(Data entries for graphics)
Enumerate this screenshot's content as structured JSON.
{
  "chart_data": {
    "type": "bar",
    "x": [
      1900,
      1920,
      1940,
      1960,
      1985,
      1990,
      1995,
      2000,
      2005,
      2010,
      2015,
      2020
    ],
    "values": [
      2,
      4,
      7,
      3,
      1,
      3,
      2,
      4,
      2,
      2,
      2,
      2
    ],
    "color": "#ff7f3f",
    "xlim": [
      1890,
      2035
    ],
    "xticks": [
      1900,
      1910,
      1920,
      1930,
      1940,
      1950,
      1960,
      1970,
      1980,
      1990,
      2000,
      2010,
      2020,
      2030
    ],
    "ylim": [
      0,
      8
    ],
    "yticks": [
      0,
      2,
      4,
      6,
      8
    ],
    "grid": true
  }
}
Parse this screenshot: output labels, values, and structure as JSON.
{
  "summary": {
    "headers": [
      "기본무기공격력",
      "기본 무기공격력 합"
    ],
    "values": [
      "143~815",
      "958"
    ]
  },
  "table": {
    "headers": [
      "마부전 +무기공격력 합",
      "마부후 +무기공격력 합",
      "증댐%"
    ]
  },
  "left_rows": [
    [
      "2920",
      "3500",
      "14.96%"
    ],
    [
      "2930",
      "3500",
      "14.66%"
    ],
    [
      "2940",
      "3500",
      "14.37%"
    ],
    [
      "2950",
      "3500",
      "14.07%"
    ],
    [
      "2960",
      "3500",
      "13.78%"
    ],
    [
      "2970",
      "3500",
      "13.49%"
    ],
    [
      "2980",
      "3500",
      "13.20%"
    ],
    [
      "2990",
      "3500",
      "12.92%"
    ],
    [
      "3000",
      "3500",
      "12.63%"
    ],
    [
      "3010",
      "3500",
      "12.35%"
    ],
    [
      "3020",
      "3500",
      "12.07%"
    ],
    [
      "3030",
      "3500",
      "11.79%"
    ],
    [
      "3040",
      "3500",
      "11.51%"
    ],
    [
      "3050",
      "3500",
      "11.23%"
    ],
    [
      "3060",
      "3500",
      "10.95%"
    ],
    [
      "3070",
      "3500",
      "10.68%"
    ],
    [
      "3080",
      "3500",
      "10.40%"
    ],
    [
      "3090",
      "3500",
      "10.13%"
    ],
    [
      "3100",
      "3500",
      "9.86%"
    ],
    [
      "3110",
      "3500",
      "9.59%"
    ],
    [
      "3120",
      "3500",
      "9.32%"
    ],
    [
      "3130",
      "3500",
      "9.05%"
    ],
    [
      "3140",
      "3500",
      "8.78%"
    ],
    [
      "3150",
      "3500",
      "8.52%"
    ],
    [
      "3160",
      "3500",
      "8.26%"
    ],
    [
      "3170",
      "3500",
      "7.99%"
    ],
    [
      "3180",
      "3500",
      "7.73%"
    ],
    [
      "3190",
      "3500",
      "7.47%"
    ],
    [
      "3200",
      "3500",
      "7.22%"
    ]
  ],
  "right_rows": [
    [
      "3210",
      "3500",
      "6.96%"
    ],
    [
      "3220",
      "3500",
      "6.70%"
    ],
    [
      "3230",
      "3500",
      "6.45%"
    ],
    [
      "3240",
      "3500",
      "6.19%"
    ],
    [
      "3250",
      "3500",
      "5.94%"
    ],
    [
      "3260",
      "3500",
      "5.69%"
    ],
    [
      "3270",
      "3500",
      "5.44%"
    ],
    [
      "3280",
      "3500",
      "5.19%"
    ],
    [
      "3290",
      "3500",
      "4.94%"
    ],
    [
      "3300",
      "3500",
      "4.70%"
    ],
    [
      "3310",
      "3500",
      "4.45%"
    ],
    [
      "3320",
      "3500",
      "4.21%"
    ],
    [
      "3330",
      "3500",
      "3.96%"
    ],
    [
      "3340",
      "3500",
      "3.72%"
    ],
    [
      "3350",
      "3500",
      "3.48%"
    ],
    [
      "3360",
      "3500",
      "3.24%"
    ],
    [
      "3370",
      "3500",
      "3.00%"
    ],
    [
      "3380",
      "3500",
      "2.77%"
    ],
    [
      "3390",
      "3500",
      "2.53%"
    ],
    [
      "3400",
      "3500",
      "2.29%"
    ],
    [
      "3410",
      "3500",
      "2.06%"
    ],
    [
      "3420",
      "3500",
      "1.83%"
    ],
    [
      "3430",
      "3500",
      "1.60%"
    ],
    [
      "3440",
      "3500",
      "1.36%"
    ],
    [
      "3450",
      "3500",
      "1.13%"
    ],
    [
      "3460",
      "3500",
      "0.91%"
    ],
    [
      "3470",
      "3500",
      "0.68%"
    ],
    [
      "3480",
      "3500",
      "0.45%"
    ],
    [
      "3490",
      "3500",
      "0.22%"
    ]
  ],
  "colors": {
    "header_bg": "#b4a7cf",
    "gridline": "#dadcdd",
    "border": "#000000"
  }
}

What you will do
Restate the whole listing exactly, leaving out nothing.

Answer to this task
Enumerate this screenshot's content as structured JSON.
{
  "chart_data": {
    "type": "bar",
    "x": [
      1900,
      1920,
      1940,
      1960,
      1985,
      1990,
      1995,
      2000,
      2005,
      2010,
      2015,
      2020
    ],
    "values": [
      2,
      4,
      7,
      3,
      1,
      3,
      2,
      4,
      2,
      2,
      2,
      2
    ],
    "color": "#ff7f3f",
    "xlim": [
      1890,
      2035
    ],
    "xticks": [
      1900,
      1910,
      1920,
      1930,
      1940,
      1950,
      1960,
      1970,
      1980,
      1990,
      2000,
      2010,
      2020,
      2030
    ],
    "ylim": [
      0,
      8
    ],
    "yticks": [
      0,
      2,
      4,
      6,
      8
    ],
    "grid": true
  }
}
Parse this screenshot: output labels, values, and structure as JSON.
{
  "summary": {
    "headers": [
      "기본무기공격력",
      "기본 무기공격력 합"
    ],
    "values": [
      "143~815",
      "958"
    ]
  },
  "table": {
    "headers": [
      "마부전 +무기공격력 합",
      "마부후 +무기공격력 합",
      "증댐%"
    ]
  },
  "left_rows": [
    [
      "2920",
      "3500",
      "14.96%"
    ],
    [
      "2930",
      "3500",
      "14.66%"
    ],
    [
      "2940",
      "3500",
      "14.37%"
    ],
    [
      "2950",
      "3500",
      "14.07%"
    ],
    [
      "2960",
      "3500",
      "13.78%"
    ],
    [
      "2970",
      "3500",
      "13.49%"
    ],
    [
      "2980",
      "3500",
      "13.20%"
    ],
    [
      "2990",
      "3500",
      "12.92%"
    ],
    [
      "3000",
      "3500",
      "12.63%"
    ],
    [
      "3010",
      "3500",
      "12.35%"
    ],
    [
      "3020",
      "3500",
      "12.07%"
    ],
    [
      "3030",
      "3500",
      "11.79%"
    ],
    [
      "3040",
      "3500",
      "11.51%"
    ],
    [
      "3050",
      "3500",
      "11.23%"
    ],
    [
      "3060",
      "3500",
      "10.95%"
    ],
    [
      "3070",
      "3500",
      "10.68%"
    ],
    [
      "3080",
      "3500",
      "10.40%"
    ],
    [
      "3090",
      "3500",
      "10.13%"
    ],
    [
      "3100",
      "3500",
      "9.86%"
    ],
    [
      "3110",
      "3500",
      "9.59%"
    ],
    [
      "3120",
      "3500",
      "9.32%"
    ],
    [
      "3130",
      "3500",
      "9.05%"
    ],
    [
      "3140",
      "3500",
      "8.78%"
    ],
    [
      "3150",
      "3500",
      "8.52%"
    ],
    [
      "3160",
      "3500",
      "8.26%"
    ],
    [
      "3170",
      "3500",
      "7.99%"
    ],
    [
      "3180",
      "3500",
      "7.73%"
    ],
    [
      "3190",
      "3500",
      "7.47%"
    ],
    [
      "3200",
      "3500",
      "7.22%"
    ]
  ],
  "right_rows": [
    [
      "3210",
      "3500",
      "6.96%"
    ],
    [
      "3220",
      "3500",
      "6.70%"
    ],
    [
      "3230",
      "3500",
      "6.45%"
    ],
    [
      "3240",
      "3500",
      "6.19%"
    ],
    [
      "3250",
      "3500",
      "5.94%"
    ],
    [
      "3260",
      "3500",
      "5.69%"
    ],
    [
      "3270",
      "3500",
      "5.44%"
    ],
    [
      "3280",
      "3500",
      "5.19%"
    ],
    [
      "3290",
      "3500",
      "4.94%"
    ],
    [
      "3300",
      "3500",
      "4.70%"
    ],
    [
      "3310",
      "3500",
      "4.45%"
    ],
    [
      "3320",
      "3500",
      "4.21%"
    ],
    [
      "3330",
      "3500",
      "3.96%"
    ],
    [
      "3340",
      "3500",
      "3.72%"
    ],
    [
      "3350",
      "3500",
      "3.48%"
    ],
    [
      "3360",
      "3500",
      "3.24%"
    ],
    [
      "3370",
      "3500",
      "3.00%"
    ],
    [
      "3380",
      "3500",
      "2.77%"
    ],
    [
      "3390",
      "3500",
      "2.53%"
    ],
    [
      "3400",
      "3500",
      "2.29%"
    ],
    [
      "3410",
      "3500",
      "2.06%"
    ],
    [
      "3420",
      "3500",
      "1.83%"
    ],
    [
      "3430",
      "3500",
      "1.60%"
    ],
    [
      "3440",
      "3500",
      "1.36%"
    ],
    [
      "3450",
      "3500",
      "1.13%"
    ],
    [
      "3460",
      "3500",
      "0.91%"
    ],
    [
      "3470",
      "3500",
      "0.68%"
    ],
    [
      "3480",
      "3500",
      "0.45%"
    ],
    [
      "3490",
      "3500",
      "0.22%"
    ]
  ],
  "colors": {
    "header_bg": "#b4a7cf",
    "gridline": "#dadcdd",
    "border": "#000000"
  }
}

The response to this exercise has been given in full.